__What is needed__. For the listing below, give the count of lines containing the string "Billion" and nothing else.
____ Provided information
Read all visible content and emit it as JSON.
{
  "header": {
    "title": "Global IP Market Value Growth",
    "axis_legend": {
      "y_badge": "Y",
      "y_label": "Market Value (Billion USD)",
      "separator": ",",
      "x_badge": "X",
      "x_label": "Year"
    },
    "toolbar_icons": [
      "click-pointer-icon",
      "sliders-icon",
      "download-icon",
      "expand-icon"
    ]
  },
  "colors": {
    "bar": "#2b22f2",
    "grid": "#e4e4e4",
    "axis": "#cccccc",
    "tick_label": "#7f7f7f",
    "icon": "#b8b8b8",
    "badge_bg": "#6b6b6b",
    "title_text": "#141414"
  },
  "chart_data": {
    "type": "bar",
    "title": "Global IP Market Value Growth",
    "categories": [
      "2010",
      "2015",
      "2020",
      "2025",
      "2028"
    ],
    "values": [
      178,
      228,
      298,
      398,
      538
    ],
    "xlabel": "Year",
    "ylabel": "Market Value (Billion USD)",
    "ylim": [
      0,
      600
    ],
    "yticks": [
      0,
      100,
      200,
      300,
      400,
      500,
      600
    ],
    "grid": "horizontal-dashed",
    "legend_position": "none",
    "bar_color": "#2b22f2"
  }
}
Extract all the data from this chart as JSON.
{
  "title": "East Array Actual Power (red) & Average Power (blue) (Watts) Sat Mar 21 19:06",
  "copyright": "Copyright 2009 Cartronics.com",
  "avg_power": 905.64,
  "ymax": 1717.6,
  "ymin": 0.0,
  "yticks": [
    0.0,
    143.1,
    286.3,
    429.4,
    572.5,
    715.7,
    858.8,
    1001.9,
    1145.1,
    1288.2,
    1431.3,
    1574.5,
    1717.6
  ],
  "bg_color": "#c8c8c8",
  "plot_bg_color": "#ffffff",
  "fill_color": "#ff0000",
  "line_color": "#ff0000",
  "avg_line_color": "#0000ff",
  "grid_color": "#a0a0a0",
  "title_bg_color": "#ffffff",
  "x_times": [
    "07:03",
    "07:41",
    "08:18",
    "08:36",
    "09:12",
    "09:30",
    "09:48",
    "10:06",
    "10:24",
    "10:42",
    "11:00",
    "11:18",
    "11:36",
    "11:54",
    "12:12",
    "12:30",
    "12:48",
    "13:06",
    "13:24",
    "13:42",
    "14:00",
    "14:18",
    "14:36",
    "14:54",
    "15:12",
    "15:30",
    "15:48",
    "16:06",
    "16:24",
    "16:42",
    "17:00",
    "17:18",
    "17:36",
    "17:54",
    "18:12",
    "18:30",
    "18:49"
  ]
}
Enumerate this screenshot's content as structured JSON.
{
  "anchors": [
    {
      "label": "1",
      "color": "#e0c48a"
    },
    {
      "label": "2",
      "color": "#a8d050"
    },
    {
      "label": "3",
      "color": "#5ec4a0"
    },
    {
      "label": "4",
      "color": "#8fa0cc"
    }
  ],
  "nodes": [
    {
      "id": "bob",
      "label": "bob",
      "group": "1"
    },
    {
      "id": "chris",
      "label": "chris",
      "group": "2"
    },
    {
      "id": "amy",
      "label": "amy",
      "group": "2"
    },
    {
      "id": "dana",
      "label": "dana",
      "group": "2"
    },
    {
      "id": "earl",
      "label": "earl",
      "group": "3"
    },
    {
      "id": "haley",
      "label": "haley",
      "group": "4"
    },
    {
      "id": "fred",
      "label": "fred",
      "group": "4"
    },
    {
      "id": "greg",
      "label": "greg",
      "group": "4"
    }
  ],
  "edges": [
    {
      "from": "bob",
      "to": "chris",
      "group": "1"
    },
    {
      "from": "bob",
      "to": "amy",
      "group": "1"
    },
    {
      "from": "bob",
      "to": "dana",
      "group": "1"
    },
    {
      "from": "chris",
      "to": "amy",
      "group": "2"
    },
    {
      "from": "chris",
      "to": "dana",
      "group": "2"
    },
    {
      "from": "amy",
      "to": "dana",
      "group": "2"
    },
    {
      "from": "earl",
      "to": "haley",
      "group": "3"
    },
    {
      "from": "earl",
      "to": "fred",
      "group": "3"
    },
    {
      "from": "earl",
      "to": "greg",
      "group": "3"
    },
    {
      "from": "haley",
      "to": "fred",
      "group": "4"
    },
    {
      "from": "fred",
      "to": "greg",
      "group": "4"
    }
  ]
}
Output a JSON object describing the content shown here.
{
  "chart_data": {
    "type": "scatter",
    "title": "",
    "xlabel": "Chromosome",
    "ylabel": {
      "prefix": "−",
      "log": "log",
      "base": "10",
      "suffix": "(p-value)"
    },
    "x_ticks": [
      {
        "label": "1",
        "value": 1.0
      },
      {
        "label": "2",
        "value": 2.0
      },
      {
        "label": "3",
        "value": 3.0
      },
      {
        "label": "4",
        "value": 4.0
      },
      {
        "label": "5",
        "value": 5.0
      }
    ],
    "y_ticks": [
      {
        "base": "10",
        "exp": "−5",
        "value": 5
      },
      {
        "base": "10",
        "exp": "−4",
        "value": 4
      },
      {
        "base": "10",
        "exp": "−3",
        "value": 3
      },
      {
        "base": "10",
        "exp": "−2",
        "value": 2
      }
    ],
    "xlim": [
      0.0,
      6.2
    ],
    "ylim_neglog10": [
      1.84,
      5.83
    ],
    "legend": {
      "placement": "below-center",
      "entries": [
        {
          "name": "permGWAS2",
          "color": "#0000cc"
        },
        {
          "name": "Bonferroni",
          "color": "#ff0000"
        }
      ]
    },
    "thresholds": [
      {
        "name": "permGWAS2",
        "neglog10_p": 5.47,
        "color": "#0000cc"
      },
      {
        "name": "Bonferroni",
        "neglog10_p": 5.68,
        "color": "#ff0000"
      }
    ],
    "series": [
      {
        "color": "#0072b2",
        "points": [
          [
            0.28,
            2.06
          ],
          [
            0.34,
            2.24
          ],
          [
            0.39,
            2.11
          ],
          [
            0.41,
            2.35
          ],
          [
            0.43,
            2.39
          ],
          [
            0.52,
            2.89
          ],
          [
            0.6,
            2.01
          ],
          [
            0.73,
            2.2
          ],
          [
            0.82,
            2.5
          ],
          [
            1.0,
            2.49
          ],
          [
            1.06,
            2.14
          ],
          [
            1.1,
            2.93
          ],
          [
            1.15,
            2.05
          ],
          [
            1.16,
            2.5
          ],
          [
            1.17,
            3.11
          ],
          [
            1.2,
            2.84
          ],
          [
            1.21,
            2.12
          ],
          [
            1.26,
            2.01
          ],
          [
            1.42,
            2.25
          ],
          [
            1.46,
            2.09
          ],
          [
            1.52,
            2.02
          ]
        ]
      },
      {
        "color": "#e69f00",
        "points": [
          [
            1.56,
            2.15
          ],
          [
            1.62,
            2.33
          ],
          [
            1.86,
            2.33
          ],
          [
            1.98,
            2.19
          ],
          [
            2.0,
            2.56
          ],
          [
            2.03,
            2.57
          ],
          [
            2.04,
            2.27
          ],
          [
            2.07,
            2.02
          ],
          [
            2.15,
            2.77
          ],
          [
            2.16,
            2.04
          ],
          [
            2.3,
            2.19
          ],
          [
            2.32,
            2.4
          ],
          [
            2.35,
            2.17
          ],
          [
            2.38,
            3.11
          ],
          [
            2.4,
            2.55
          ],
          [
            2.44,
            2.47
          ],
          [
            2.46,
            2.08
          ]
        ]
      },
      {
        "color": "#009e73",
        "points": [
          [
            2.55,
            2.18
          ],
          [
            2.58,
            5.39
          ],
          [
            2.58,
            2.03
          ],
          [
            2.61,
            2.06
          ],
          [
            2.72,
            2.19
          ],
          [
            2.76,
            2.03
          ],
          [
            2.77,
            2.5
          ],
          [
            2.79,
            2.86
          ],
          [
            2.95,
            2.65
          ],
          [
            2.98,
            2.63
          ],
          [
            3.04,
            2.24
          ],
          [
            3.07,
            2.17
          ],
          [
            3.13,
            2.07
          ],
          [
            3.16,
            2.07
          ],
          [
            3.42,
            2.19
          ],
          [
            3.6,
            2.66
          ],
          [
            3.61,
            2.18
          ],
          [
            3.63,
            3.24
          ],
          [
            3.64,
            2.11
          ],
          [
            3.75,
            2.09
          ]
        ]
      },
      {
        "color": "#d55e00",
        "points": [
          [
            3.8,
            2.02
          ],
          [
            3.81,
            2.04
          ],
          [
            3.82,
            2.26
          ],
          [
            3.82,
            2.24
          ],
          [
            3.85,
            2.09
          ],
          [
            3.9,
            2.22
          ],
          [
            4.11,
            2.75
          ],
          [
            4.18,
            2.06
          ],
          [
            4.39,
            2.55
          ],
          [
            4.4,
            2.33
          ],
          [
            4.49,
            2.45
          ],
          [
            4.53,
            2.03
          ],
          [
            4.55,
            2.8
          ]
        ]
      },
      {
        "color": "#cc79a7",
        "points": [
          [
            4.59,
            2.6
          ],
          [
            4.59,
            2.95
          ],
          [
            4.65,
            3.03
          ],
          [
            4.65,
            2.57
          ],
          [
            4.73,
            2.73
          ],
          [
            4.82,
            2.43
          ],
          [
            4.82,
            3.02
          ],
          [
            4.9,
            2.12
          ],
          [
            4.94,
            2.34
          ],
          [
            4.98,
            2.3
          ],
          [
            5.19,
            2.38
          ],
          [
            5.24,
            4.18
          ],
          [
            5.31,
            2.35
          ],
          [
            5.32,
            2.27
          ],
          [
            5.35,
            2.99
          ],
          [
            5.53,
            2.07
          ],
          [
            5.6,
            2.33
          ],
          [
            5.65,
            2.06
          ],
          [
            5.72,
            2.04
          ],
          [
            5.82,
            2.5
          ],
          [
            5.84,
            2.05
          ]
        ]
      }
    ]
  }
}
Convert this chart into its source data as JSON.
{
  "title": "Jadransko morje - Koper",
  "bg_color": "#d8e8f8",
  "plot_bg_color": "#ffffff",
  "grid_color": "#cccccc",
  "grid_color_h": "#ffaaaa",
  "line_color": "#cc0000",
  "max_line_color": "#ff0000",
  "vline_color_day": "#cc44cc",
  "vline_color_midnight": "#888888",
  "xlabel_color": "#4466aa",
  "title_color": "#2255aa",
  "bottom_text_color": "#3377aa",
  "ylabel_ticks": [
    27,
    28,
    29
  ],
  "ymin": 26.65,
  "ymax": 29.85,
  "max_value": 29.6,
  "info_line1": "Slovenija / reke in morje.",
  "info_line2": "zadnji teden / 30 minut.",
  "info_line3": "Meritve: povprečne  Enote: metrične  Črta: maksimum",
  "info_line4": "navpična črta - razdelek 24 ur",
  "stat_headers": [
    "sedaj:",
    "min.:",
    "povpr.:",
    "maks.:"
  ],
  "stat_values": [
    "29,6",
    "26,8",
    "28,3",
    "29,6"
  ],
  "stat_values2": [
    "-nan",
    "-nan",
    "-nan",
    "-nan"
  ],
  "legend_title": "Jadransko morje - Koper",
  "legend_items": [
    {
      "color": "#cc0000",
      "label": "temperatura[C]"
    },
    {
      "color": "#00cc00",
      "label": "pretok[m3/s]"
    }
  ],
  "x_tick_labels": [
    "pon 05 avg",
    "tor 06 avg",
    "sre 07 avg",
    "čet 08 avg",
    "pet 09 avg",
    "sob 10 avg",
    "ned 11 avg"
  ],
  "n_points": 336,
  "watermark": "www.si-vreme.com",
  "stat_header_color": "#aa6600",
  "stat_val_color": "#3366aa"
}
________
__Task output__. 2